■ Instruction: How many of the lines below contain "this"? Answer with that number alone.

■ Supplied material:
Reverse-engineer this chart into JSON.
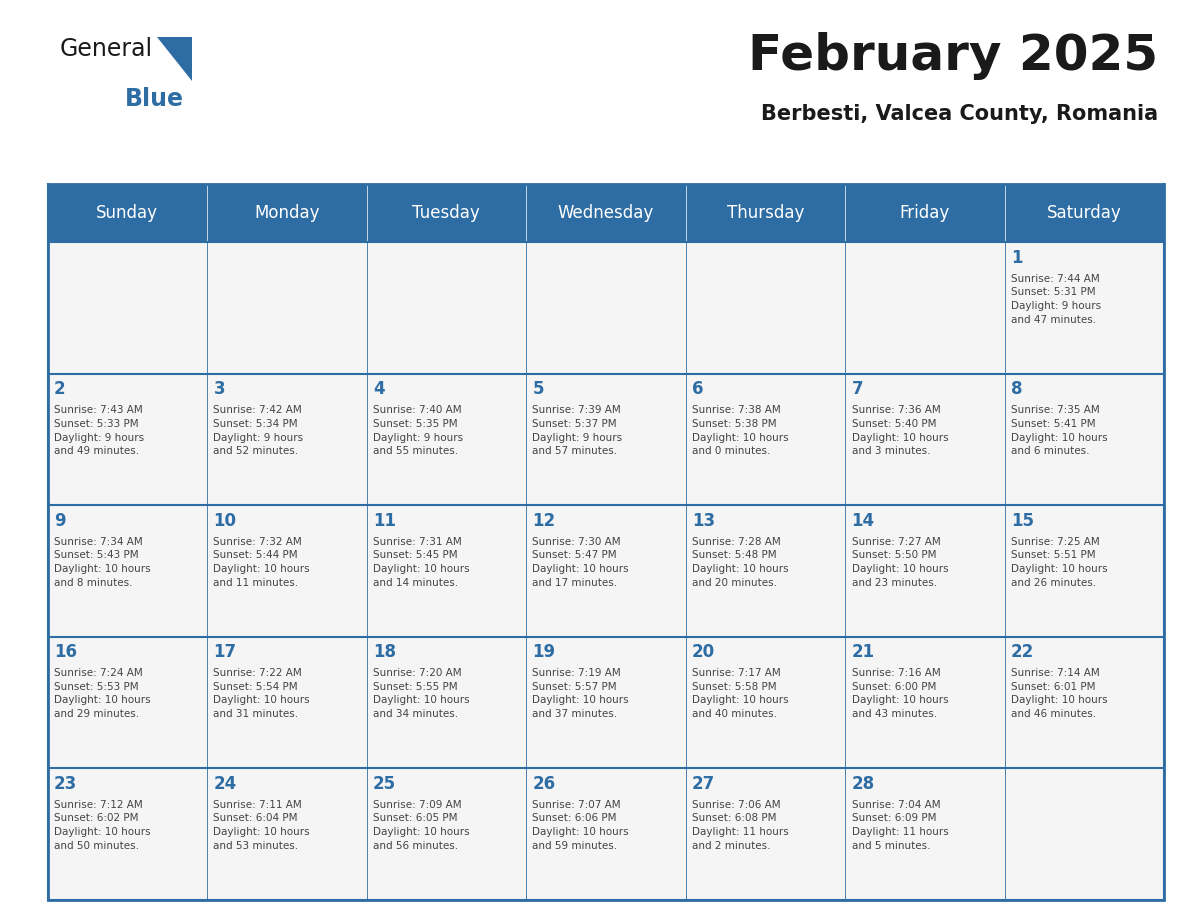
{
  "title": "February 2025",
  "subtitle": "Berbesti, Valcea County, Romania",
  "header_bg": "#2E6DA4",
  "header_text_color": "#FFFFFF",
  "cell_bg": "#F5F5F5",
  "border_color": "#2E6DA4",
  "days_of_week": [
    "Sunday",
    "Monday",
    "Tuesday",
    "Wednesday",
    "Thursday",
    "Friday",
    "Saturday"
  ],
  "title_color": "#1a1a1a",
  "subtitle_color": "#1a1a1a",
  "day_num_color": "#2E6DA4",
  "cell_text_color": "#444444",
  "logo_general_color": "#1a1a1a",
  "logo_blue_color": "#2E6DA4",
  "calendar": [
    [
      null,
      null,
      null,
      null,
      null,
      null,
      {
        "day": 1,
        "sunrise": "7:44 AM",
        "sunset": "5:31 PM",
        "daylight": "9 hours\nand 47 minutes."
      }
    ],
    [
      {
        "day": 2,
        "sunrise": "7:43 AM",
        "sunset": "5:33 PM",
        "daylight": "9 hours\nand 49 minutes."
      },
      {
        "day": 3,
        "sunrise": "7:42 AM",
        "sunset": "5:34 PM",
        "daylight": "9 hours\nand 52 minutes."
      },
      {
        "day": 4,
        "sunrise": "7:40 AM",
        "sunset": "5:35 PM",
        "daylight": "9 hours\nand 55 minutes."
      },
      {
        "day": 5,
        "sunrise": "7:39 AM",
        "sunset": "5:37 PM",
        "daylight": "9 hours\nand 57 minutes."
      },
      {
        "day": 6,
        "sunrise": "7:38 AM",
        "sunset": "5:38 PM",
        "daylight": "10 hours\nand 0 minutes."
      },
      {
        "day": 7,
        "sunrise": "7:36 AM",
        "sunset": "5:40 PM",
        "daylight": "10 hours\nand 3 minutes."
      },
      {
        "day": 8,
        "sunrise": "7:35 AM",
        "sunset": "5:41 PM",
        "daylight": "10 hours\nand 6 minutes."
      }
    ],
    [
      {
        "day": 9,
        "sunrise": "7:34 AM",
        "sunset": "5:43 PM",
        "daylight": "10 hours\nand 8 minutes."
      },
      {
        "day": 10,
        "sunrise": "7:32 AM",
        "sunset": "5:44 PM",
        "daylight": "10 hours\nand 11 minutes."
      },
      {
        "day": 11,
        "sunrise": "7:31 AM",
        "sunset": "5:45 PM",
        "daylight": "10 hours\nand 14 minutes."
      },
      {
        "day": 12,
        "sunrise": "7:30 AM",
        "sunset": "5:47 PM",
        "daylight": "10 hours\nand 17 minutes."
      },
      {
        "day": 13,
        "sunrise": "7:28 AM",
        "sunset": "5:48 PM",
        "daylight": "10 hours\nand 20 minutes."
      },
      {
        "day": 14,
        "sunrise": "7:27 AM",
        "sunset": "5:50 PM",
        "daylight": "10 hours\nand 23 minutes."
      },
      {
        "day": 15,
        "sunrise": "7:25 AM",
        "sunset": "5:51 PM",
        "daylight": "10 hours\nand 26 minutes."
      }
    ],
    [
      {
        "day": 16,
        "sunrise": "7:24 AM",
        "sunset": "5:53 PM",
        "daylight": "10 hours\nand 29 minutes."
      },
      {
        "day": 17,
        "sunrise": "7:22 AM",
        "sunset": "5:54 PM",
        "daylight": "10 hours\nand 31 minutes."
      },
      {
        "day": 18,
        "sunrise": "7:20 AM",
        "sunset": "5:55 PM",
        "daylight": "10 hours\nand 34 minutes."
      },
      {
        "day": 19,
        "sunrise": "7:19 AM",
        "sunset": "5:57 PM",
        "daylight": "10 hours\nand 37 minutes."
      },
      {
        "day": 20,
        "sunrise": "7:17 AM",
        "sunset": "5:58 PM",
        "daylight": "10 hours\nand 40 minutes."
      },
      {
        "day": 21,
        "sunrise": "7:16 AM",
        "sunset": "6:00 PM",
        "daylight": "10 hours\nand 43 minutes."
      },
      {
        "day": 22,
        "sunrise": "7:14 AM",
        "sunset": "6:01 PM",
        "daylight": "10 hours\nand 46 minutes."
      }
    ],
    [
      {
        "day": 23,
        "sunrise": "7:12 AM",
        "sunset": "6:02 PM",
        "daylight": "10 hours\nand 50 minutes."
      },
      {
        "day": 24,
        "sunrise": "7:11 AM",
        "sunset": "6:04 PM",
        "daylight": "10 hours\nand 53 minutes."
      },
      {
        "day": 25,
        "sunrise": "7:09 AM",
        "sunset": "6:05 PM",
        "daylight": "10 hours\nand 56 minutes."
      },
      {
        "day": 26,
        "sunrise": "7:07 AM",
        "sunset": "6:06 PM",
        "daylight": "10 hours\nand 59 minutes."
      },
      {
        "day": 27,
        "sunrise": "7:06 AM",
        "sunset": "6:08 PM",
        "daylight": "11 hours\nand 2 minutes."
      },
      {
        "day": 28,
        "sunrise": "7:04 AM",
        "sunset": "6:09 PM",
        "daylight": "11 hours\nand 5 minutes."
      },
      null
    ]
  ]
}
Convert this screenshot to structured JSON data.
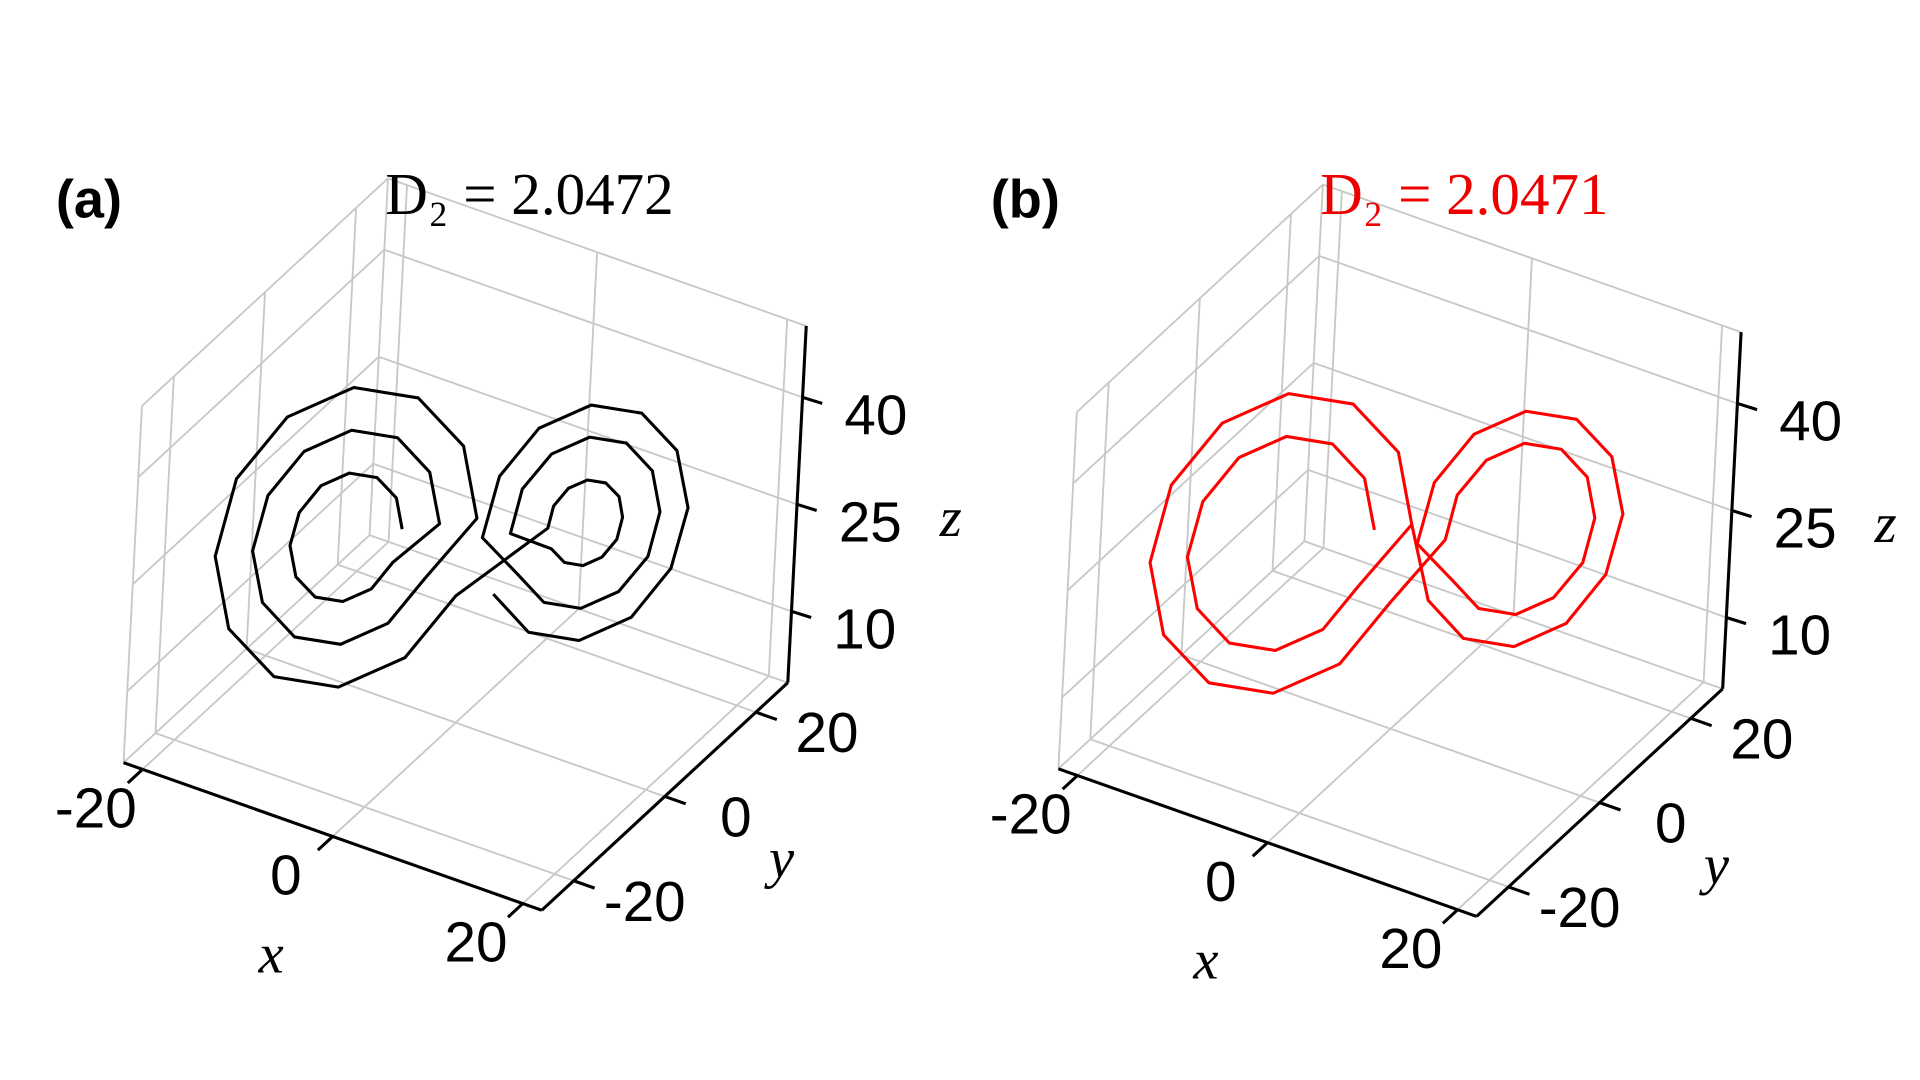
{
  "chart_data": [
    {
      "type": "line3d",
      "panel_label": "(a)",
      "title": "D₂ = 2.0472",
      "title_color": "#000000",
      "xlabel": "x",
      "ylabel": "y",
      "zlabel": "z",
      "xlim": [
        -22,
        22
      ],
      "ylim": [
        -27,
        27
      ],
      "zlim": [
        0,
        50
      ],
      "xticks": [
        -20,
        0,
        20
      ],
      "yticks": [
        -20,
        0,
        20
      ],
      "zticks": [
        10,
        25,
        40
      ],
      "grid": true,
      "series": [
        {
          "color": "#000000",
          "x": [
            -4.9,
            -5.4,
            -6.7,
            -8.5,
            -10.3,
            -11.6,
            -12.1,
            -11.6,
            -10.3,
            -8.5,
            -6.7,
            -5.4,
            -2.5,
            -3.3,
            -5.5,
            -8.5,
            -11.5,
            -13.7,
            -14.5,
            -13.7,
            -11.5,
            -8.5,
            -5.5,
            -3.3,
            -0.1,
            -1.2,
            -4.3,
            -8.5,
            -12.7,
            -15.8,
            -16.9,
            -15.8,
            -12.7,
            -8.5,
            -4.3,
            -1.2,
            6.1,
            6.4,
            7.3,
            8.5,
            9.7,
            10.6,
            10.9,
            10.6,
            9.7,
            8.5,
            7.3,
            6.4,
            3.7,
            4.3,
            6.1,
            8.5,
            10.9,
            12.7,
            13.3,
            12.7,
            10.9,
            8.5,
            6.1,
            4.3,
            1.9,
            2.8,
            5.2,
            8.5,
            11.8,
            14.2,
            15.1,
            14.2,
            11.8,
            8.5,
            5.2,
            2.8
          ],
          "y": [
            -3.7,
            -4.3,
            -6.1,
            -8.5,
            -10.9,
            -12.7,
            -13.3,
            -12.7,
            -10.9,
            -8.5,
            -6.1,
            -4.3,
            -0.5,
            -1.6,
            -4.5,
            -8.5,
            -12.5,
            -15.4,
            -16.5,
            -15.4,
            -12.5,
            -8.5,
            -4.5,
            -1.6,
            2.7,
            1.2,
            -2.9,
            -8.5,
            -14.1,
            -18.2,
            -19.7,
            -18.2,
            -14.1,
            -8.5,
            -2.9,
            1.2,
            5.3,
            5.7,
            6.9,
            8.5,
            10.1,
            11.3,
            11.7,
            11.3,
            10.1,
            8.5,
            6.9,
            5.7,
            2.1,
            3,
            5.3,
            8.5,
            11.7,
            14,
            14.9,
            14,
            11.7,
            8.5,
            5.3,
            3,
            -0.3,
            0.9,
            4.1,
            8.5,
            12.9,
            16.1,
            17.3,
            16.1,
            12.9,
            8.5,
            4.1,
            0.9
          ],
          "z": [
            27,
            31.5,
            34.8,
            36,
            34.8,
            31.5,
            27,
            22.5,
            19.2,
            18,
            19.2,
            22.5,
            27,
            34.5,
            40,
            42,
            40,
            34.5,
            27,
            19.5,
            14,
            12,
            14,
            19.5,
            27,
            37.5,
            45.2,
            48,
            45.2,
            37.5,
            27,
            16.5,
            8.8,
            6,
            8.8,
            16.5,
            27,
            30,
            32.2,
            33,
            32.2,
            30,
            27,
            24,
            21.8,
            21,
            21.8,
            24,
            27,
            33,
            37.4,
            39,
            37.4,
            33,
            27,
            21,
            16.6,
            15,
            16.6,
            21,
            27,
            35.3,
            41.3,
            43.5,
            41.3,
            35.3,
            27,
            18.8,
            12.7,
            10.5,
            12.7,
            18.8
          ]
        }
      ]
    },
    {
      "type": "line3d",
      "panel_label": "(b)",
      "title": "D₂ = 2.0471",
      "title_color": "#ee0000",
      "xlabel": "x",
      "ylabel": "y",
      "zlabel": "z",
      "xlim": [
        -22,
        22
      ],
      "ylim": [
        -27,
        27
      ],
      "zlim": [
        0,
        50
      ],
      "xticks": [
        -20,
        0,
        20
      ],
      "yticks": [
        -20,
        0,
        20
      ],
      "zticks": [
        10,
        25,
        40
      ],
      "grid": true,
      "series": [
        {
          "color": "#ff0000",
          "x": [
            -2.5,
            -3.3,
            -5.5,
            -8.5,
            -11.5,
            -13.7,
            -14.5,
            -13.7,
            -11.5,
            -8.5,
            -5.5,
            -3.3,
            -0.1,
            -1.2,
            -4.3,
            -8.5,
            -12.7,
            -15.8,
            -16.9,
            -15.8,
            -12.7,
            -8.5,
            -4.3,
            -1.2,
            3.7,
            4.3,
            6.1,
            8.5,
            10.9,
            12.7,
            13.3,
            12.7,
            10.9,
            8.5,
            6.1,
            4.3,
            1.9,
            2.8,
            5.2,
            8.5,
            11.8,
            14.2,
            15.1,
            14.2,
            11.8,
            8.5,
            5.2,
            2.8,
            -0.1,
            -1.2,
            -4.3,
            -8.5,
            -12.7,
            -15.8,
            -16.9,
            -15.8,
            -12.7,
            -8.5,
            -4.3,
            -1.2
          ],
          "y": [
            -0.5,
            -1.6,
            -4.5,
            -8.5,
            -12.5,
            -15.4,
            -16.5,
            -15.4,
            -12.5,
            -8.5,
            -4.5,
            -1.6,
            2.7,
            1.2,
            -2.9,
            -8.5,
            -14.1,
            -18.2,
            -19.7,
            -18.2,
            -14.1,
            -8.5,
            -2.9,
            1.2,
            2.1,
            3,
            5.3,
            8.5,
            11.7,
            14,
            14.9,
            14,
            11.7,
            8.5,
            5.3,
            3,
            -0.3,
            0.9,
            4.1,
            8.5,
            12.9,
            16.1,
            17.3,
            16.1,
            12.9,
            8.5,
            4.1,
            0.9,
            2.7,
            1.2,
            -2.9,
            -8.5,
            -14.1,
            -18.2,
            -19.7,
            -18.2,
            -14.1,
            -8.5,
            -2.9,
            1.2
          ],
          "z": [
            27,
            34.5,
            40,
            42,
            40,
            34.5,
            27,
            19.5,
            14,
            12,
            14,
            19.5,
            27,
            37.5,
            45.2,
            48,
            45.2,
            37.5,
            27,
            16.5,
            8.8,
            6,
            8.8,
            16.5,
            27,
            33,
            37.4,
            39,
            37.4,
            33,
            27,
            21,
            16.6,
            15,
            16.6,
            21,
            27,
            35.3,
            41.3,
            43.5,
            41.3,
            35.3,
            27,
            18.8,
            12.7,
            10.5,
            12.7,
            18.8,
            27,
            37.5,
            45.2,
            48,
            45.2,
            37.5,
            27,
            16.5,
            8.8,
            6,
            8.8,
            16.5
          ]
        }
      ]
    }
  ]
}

■ Answer: 2